**What is asked**
Could you extract every entry below and reproduce it exactly?

** start of Provided records **

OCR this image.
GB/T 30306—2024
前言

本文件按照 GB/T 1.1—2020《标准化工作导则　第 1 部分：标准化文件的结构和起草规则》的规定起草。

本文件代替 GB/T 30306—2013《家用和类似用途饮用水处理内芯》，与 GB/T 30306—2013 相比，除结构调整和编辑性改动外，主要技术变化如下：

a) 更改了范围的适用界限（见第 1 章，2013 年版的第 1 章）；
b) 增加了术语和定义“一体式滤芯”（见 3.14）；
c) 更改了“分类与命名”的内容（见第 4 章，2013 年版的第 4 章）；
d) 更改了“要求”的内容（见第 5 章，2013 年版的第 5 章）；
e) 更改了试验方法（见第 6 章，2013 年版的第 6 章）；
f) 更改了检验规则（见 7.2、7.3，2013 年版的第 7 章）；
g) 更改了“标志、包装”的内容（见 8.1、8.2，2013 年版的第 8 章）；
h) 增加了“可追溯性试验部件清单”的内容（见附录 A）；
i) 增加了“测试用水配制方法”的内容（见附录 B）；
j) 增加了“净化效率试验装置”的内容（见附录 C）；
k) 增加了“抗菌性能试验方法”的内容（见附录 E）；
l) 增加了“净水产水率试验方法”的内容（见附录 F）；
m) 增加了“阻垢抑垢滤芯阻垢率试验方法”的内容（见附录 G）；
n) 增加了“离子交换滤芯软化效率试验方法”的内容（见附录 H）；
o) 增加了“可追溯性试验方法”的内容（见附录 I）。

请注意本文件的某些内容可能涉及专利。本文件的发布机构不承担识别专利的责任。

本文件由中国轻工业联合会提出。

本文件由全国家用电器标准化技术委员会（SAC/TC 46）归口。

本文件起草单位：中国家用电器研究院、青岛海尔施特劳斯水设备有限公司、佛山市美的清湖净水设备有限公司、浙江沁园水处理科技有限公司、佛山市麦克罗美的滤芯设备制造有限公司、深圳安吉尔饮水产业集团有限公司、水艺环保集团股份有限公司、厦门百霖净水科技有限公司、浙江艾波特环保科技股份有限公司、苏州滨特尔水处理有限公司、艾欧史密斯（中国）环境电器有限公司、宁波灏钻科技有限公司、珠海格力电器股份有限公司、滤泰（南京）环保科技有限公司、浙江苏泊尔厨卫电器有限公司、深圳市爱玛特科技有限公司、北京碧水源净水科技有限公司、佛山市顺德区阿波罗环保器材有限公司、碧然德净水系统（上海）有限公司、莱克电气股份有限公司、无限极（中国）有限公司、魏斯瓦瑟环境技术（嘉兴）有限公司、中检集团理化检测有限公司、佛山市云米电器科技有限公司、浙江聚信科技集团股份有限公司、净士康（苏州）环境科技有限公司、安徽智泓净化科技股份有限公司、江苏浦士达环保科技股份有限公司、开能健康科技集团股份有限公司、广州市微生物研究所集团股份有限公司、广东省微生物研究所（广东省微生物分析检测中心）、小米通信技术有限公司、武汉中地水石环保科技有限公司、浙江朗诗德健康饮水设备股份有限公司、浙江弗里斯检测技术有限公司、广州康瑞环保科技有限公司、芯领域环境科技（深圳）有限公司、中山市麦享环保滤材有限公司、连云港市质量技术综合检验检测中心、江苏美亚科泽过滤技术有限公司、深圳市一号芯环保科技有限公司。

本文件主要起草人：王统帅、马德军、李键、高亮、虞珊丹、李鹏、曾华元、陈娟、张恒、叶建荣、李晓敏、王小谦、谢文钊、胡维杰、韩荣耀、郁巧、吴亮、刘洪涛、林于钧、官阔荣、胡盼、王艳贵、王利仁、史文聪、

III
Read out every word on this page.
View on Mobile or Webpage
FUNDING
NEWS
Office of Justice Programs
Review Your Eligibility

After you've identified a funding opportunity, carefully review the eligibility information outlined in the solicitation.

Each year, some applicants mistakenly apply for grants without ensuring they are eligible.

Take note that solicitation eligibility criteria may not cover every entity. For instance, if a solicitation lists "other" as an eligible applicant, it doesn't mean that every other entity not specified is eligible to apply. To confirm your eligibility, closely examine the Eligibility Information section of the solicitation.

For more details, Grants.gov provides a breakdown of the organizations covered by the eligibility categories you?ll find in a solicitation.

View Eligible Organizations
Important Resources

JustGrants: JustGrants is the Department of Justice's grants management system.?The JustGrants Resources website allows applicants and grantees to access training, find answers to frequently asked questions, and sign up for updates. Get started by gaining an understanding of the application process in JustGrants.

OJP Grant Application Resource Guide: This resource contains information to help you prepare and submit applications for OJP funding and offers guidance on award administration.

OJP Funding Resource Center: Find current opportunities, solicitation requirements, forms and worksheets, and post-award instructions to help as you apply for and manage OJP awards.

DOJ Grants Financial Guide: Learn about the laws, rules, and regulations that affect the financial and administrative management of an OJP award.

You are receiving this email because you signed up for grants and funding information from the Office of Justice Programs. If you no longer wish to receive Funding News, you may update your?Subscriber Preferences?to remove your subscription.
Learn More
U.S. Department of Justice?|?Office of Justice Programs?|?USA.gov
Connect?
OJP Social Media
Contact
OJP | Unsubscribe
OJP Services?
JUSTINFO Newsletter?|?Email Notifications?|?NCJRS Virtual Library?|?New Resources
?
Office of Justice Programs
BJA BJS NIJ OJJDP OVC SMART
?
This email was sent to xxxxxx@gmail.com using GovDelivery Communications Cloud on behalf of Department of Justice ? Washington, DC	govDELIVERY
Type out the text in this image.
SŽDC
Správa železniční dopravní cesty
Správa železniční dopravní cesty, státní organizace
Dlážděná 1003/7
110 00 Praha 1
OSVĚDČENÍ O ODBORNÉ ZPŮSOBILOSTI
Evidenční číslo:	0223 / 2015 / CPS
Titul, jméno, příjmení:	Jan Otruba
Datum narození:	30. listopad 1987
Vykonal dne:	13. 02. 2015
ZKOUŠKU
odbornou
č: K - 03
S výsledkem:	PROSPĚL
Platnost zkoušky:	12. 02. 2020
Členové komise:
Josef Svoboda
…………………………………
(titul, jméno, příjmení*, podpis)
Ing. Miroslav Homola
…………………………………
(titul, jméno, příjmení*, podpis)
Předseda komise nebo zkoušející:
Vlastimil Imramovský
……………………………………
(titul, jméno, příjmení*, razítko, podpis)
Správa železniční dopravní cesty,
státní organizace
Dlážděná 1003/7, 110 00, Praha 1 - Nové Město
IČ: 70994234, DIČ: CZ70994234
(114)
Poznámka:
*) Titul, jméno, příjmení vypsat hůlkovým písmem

** end of Provided records **

**Output of the exercise**
OCR this image.
GB/T 30306—2024
前言

本文件按照 GB/T 1.1—2020《标准化工作导则　第 1 部分：标准化文件的结构和起草规则》的规定起草。

本文件代替 GB/T 30306—2013《家用和类似用途饮用水处理内芯》，与 GB/T 30306—2013 相比，除结构调整和编辑性改动外，主要技术变化如下：

a) 更改了范围的适用界限（见第 1 章，2013 年版的第 1 章）；
b) 增加了术语和定义“一体式滤芯”（见 3.14）；
c) 更改了“分类与命名”的内容（见第 4 章，2013 年版的第 4 章）；
d) 更改了“要求”的内容（见第 5 章，2013 年版的第 5 章）；
e) 更改了试验方法（见第 6 章，2013 年版的第 6 章）；
f) 更改了检验规则（见 7.2、7.3，2013 年版的第 7 章）；
g) 更改了“标志、包装”的内容（见 8.1、8.2，2013 年版的第 8 章）；
h) 增加了“可追溯性试验部件清单”的内容（见附录 A）；
i) 增加了“测试用水配制方法”的内容（见附录 B）；
j) 增加了“净化效率试验装置”的内容（见附录 C）；
k) 增加了“抗菌性能试验方法”的内容（见附录 E）；
l) 增加了“净水产水率试验方法”的内容（见附录 F）；
m) 增加了“阻垢抑垢滤芯阻垢率试验方法”的内容（见附录 G）；
n) 增加了“离子交换滤芯软化效率试验方法”的内容（见附录 H）；
o) 增加了“可追溯性试验方法”的内容（见附录 I）。

请注意本文件的某些内容可能涉及专利。本文件的发布机构不承担识别专利的责任。

本文件由中国轻工业联合会提出。

本文件由全国家用电器标准化技术委员会（SAC/TC 46）归口。

本文件起草单位：中国家用电器研究院、青岛海尔施特劳斯水设备有限公司、佛山市美的清湖净水设备有限公司、浙江沁园水处理科技有限公司、佛山市麦克罗美的滤芯设备制造有限公司、深圳安吉尔饮水产业集团有限公司、水艺环保集团股份有限公司、厦门百霖净水科技有限公司、浙江艾波特环保科技股份有限公司、苏州滨特尔水处理有限公司、艾欧史密斯（中国）环境电器有限公司、宁波灏钻科技有限公司、珠海格力电器股份有限公司、滤泰（南京）环保科技有限公司、浙江苏泊尔厨卫电器有限公司、深圳市爱玛特科技有限公司、北京碧水源净水科技有限公司、佛山市顺德区阿波罗环保器材有限公司、碧然德净水系统（上海）有限公司、莱克电气股份有限公司、无限极（中国）有限公司、魏斯瓦瑟环境技术（嘉兴）有限公司、中检集团理化检测有限公司、佛山市云米电器科技有限公司、浙江聚信科技集团股份有限公司、净士康（苏州）环境科技有限公司、安徽智泓净化科技股份有限公司、江苏浦士达环保科技股份有限公司、开能健康科技集团股份有限公司、广州市微生物研究所集团股份有限公司、广东省微生物研究所（广东省微生物分析检测中心）、小米通信技术有限公司、武汉中地水石环保科技有限公司、浙江朗诗德健康饮水设备股份有限公司、浙江弗里斯检测技术有限公司、广州康瑞环保科技有限公司、芯领域环境科技（深圳）有限公司、中山市麦享环保滤材有限公司、连云港市质量技术综合检验检测中心、江苏美亚科泽过滤技术有限公司、深圳市一号芯环保科技有限公司。

本文件主要起草人：王统帅、马德军、李键、高亮、虞珊丹、李鹏、曾华元、陈娟、张恒、叶建荣、李晓敏、王小谦、谢文钊、胡维杰、韩荣耀、郁巧、吴亮、刘洪涛、林于钧、官阔荣、胡盼、王艳贵、王利仁、史文聪、

III
Read out every word on this page.
View on Mobile or Webpage
FUNDING
NEWS
Office of Justice Programs
Review Your Eligibility

After you've identified a funding opportunity, carefully review the eligibility information outlined in the solicitation.

Each year, some applicants mistakenly apply for grants without ensuring they are eligible.

Take note that solicitation eligibility criteria may not cover every entity. For instance, if a solicitation lists "other" as an eligible applicant, it doesn't mean that every other entity not specified is eligible to apply. To confirm your eligibility, closely examine the Eligibility Information section of the solicitation.

For more details, Grants.gov provides a breakdown of the organizations covered by the eligibility categories you?ll find in a solicitation.

View Eligible Organizations
Important Resources

JustGrants: JustGrants is the Department of Justice's grants management system.?The JustGrants Resources website allows applicants and grantees to access training, find answers to frequently asked questions, and sign up for updates. Get started by gaining an understanding of the application process in JustGrants.

OJP Grant Application Resource Guide: This resource contains information to help you prepare and submit applications for OJP funding and offers guidance on award administration.

OJP Funding Resource Center: Find current opportunities, solicitation requirements, forms and worksheets, and post-award instructions to help as you apply for and manage OJP awards.

DOJ Grants Financial Guide: Learn about the laws, rules, and regulations that affect the financial and administrative management of an OJP award.

You are receiving this email because you signed up for grants and funding information from the Office of Justice Programs. If you no longer wish to receive Funding News, you may update your?Subscriber Preferences?to remove your subscription.
Learn More
U.S. Department of Justice?|?Office of Justice Programs?|?USA.gov
Connect?
OJP Social Media
Contact
OJP | Unsubscribe
OJP Services?
JUSTINFO Newsletter?|?Email Notifications?|?NCJRS Virtual Library?|?New Resources
?
Office of Justice Programs
BJA BJS NIJ OJJDP OVC SMART
?
This email was sent to xxxxxx@gmail.com using GovDelivery Communications Cloud on behalf of Department of Justice ? Washington, DC	govDELIVERY
Type out the text in this image.
SŽDC
Správa železniční dopravní cesty
Správa železniční dopravní cesty, státní organizace
Dlážděná 1003/7
110 00 Praha 1
OSVĚDČENÍ O ODBORNÉ ZPŮSOBILOSTI
Evidenční číslo:	0223 / 2015 / CPS
Titul, jméno, příjmení:	Jan Otruba
Datum narození:	30. listopad 1987
Vykonal dne:	13. 02. 2015
ZKOUŠKU
odbornou
č: K - 03
S výsledkem:	PROSPĚL
Platnost zkoušky:	12. 02. 2020
Členové komise:
Josef Svoboda
…………………………………
(titul, jméno, příjmení*, podpis)
Ing. Miroslav Homola
…………………………………
(titul, jméno, příjmení*, podpis)
Předseda komise nebo zkoušející:
Vlastimil Imramovský
……………………………………
(titul, jméno, příjmení*, razítko, podpis)
Správa železniční dopravní cesty,
státní organizace
Dlážděná 1003/7, 110 00, Praha 1 - Nové Město
IČ: 70994234, DIČ: CZ70994234
(114)
Poznámka:
*) Titul, jméno, příjmení vypsat hůlkovým písmem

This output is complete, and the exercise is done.